## Supplied records
◆ ◆ ◆

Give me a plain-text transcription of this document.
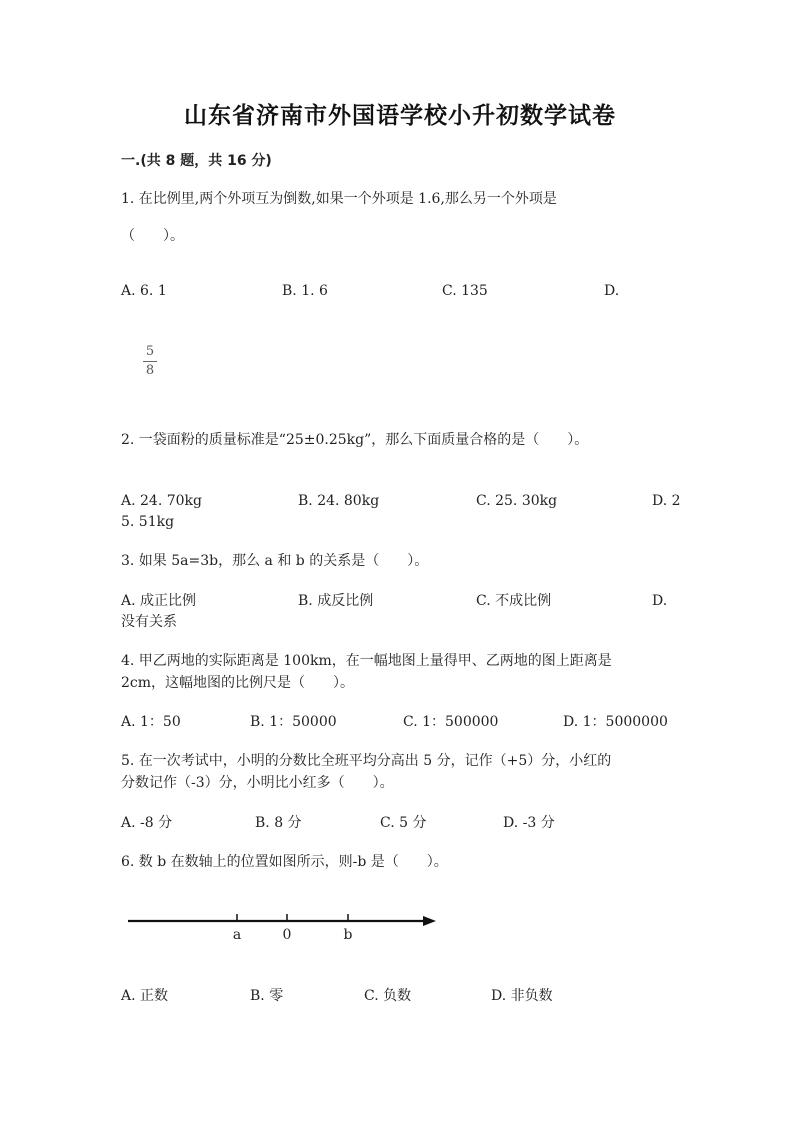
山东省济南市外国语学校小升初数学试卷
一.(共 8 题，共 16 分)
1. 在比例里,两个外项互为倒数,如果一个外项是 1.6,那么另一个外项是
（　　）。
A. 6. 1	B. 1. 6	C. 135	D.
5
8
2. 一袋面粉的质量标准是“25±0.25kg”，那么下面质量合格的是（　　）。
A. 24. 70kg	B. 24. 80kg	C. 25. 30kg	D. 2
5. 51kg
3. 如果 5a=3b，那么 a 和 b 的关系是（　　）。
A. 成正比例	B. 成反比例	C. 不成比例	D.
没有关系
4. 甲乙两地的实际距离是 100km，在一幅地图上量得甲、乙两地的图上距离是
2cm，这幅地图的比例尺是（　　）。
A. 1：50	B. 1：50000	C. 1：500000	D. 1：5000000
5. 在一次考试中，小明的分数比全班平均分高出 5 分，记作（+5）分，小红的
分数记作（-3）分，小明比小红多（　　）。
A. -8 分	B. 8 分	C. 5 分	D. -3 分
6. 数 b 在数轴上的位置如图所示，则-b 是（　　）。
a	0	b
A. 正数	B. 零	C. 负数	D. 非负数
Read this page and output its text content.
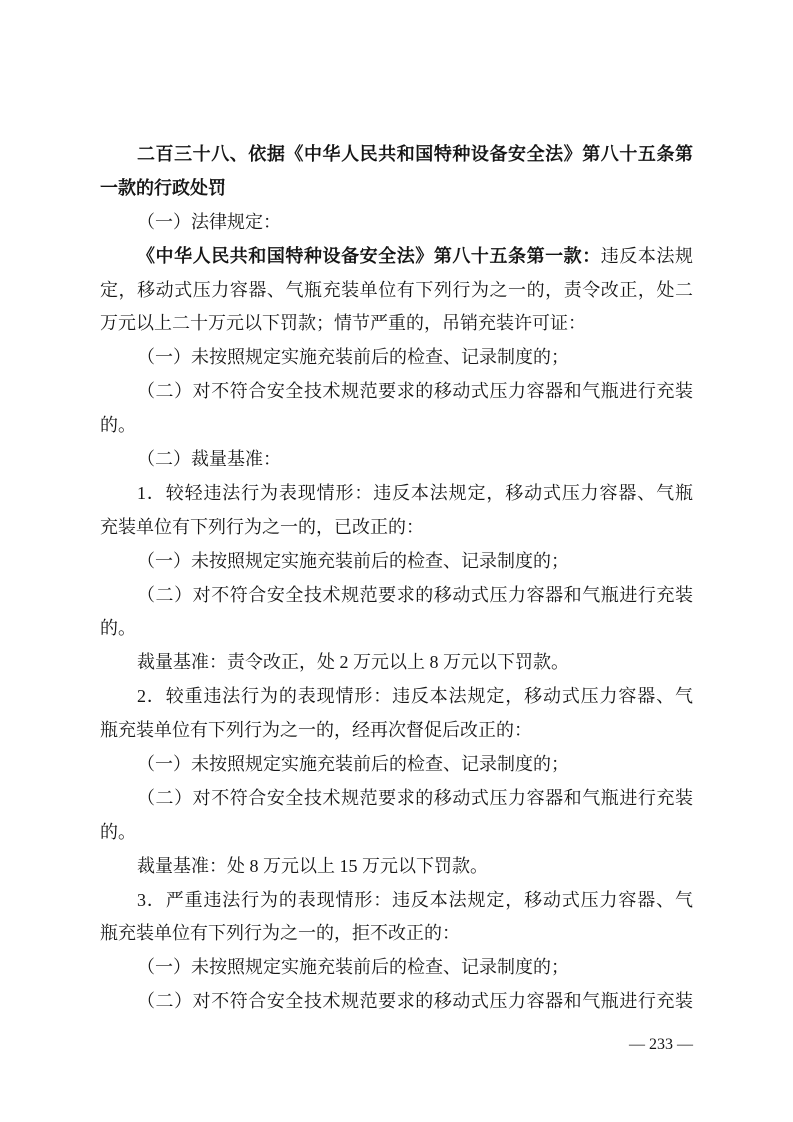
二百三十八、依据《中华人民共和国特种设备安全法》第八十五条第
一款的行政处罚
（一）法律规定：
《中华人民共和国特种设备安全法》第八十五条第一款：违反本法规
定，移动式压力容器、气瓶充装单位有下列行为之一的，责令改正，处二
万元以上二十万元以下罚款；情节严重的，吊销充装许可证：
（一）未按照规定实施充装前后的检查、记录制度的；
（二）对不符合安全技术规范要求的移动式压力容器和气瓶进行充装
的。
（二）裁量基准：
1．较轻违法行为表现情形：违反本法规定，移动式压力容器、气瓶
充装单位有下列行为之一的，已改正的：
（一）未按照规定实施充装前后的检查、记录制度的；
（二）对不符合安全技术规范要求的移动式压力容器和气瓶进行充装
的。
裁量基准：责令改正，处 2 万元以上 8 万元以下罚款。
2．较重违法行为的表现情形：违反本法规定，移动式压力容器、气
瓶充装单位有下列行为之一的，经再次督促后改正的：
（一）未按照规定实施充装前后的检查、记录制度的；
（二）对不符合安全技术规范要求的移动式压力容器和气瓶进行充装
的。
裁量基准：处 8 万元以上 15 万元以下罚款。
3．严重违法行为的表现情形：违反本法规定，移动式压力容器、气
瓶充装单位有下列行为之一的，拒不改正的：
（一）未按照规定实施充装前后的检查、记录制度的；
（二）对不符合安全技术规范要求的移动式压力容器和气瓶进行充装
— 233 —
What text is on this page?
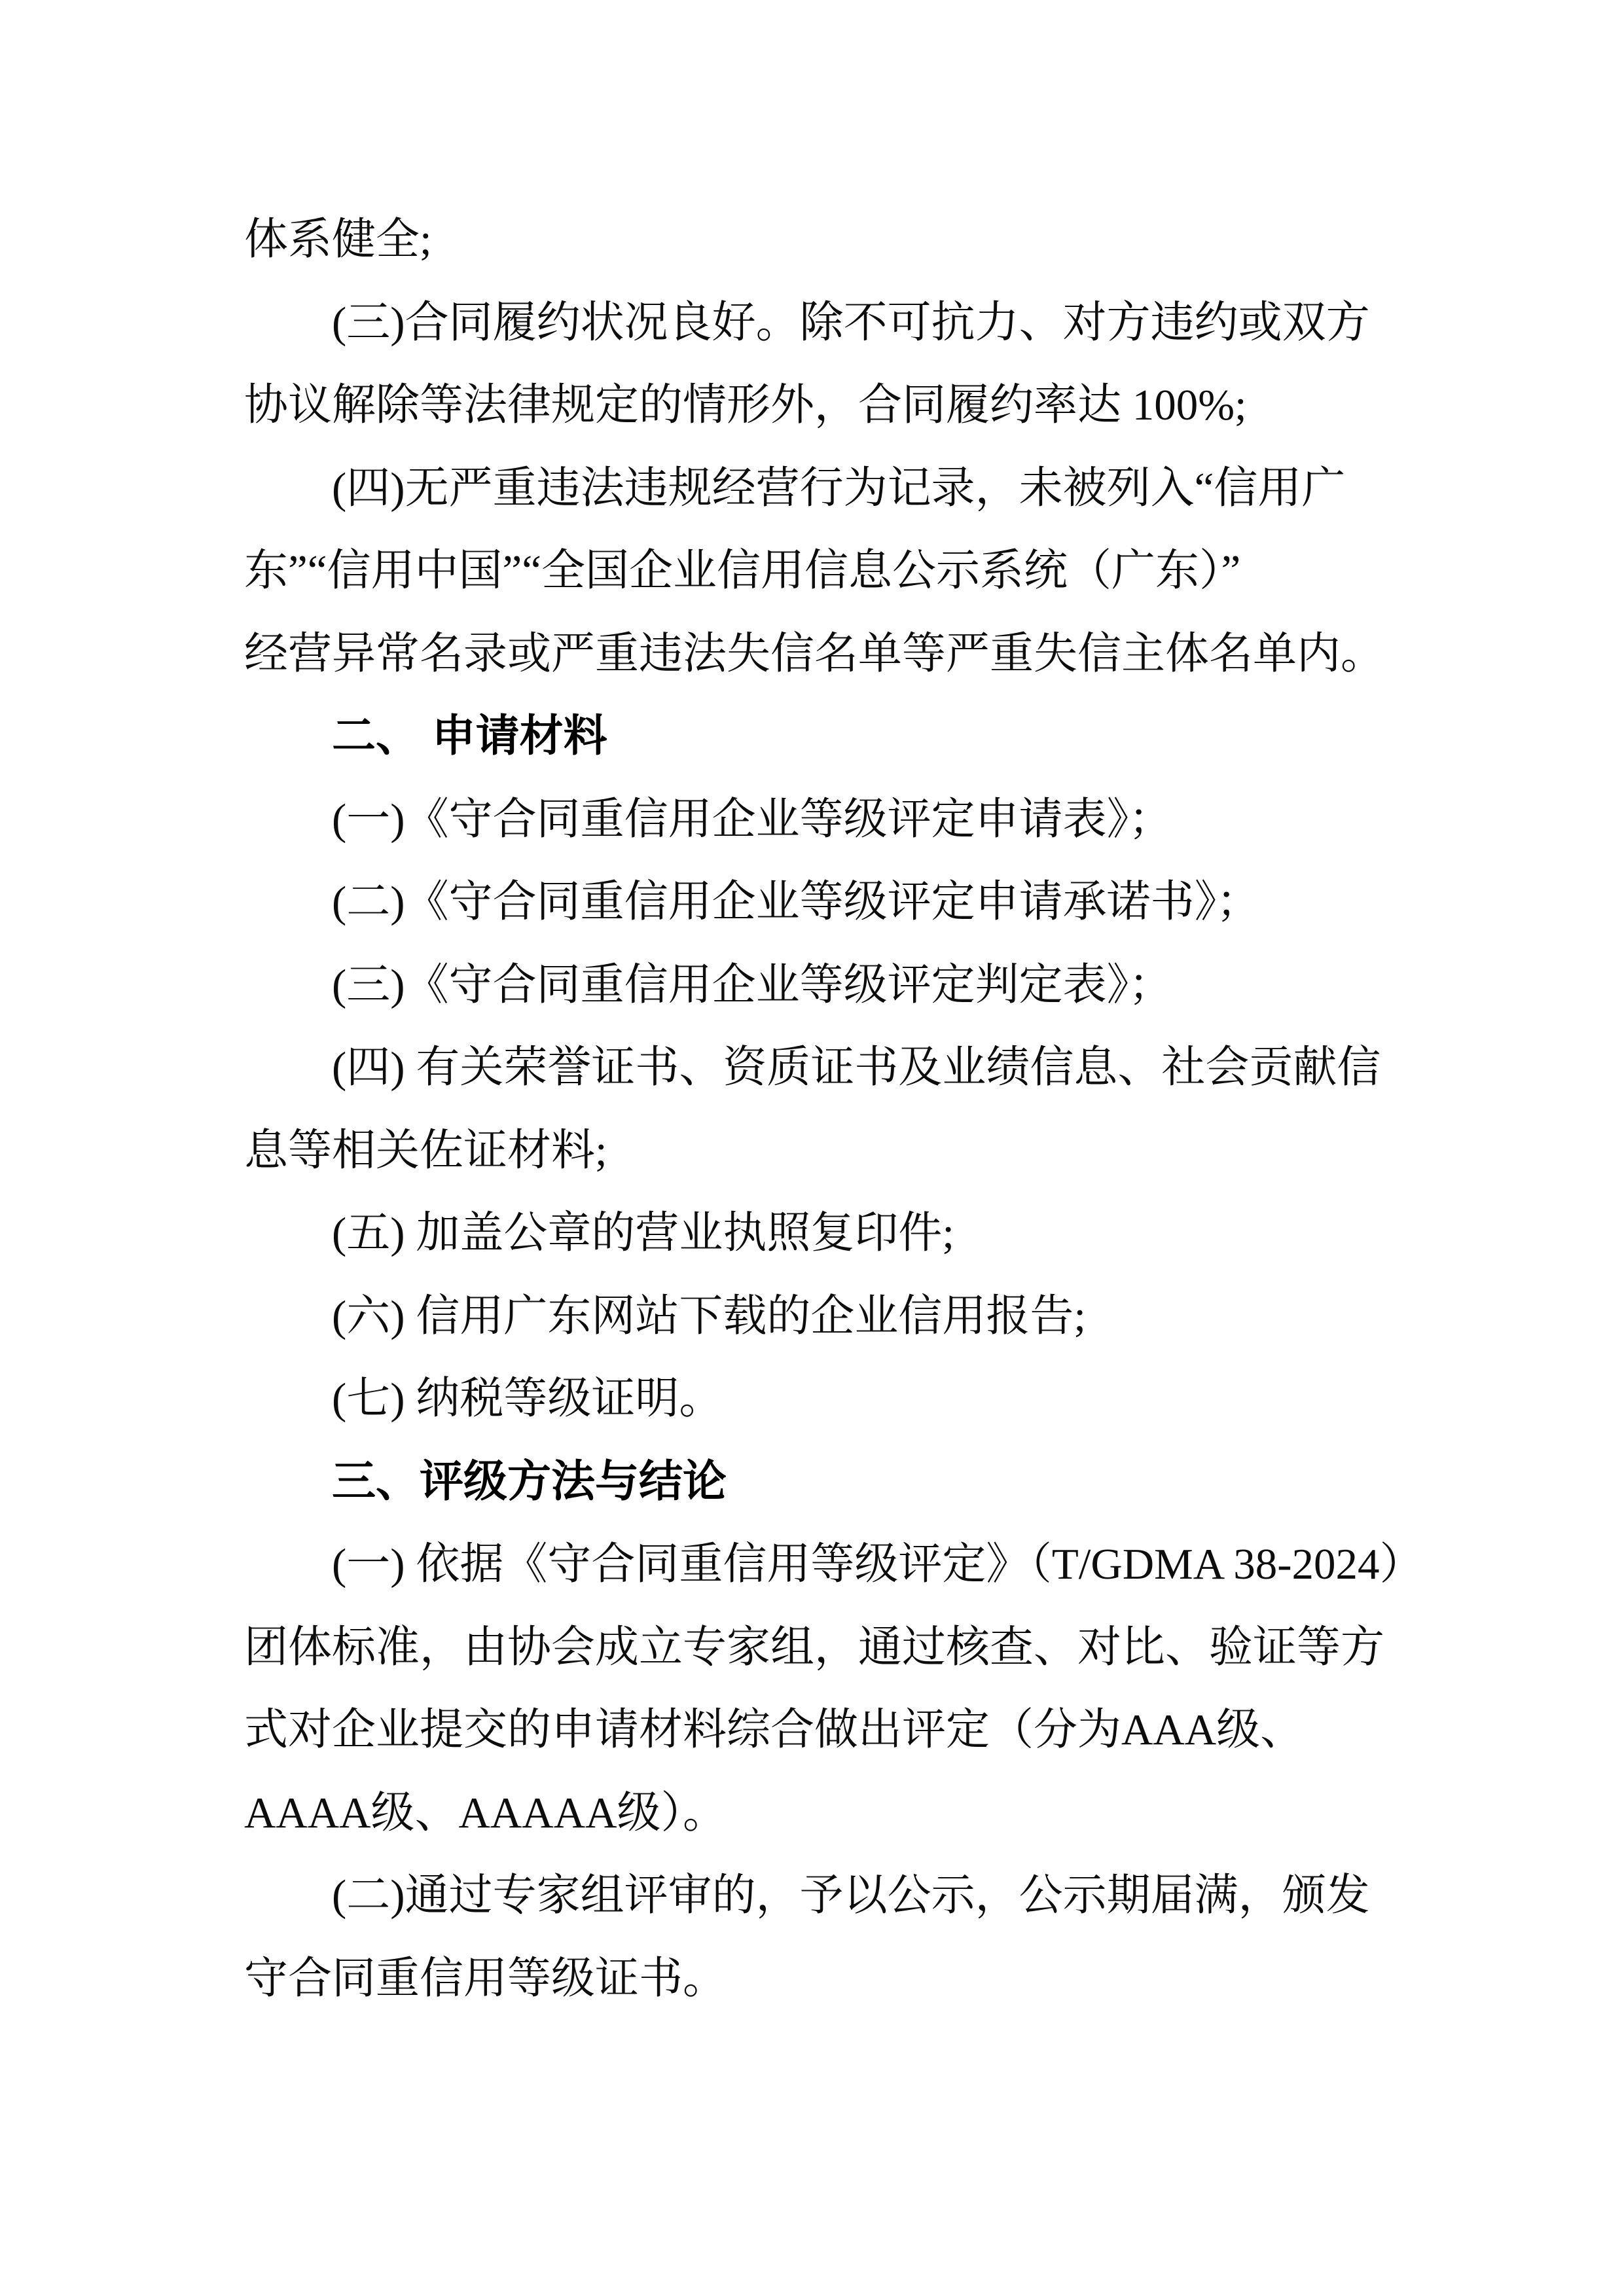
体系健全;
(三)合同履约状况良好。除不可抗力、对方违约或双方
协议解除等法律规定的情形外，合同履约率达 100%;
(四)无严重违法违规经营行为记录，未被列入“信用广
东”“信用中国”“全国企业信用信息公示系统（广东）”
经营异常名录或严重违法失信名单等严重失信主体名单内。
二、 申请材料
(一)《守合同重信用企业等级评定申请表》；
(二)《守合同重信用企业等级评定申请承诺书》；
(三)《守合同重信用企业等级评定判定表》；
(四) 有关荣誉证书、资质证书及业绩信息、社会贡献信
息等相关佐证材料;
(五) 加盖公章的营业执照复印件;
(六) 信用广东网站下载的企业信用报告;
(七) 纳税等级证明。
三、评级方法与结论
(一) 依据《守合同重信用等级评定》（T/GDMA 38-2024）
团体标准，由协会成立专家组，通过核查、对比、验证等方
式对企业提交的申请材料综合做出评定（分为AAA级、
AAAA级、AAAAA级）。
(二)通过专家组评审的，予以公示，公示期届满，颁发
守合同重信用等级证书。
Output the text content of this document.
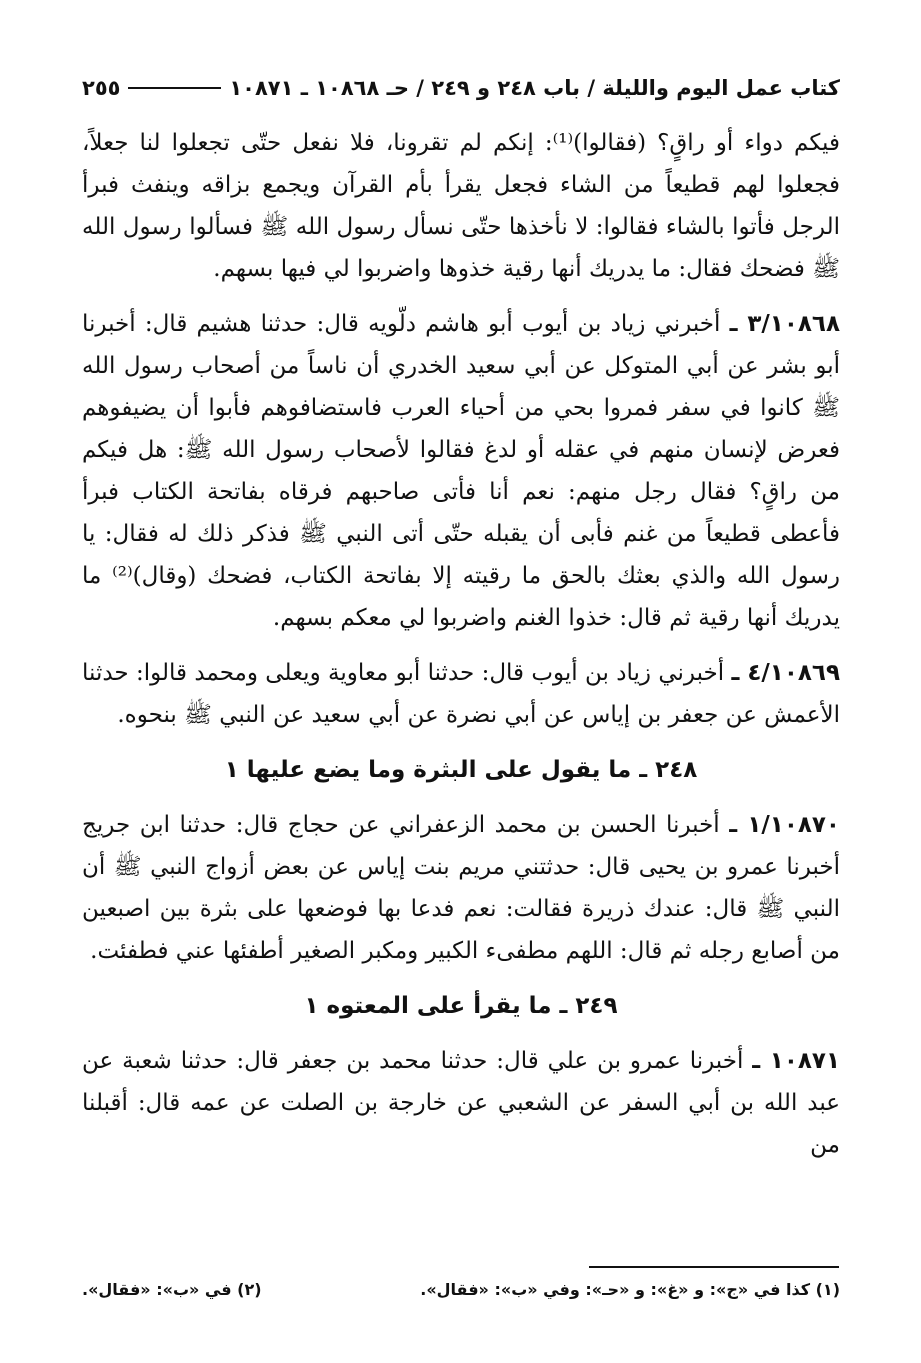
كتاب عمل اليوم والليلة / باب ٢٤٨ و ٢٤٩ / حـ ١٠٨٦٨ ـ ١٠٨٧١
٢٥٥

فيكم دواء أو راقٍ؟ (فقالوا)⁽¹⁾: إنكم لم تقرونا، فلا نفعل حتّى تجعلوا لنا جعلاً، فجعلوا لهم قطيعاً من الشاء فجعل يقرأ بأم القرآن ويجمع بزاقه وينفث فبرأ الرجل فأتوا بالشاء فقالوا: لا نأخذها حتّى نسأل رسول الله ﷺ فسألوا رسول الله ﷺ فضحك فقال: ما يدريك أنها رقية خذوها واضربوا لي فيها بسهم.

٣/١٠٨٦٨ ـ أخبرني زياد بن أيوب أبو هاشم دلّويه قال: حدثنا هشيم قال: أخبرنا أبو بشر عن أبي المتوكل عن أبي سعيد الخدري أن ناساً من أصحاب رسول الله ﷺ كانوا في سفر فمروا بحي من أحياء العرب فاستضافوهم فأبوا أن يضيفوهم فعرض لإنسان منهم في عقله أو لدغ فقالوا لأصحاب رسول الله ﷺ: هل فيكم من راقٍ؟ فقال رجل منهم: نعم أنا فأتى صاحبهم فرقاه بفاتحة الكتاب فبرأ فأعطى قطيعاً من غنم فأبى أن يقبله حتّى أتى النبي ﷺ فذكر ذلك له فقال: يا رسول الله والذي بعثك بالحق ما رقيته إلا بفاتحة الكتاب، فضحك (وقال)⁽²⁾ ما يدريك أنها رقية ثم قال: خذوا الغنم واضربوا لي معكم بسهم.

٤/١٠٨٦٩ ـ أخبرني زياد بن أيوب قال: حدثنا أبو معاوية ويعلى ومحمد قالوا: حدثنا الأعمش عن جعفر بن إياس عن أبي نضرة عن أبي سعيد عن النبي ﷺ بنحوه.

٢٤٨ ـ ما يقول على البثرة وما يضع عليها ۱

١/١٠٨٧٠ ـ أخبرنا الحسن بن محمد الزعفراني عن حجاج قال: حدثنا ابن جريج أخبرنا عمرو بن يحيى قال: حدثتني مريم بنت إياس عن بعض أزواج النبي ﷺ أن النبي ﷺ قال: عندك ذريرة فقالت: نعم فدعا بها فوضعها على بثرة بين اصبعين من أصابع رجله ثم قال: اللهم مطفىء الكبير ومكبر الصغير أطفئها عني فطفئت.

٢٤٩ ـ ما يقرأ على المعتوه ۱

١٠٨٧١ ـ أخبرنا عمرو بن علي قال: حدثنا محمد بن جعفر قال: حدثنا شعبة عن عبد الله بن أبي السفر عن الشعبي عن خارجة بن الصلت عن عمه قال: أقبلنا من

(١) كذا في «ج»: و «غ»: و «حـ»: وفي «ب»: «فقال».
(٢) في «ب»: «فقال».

◆ ◆ ◆

## Exercise brief
Lines containing the word "中华人民共和国特种设备安全法" are to be tallied; report only the total.

## The reply
2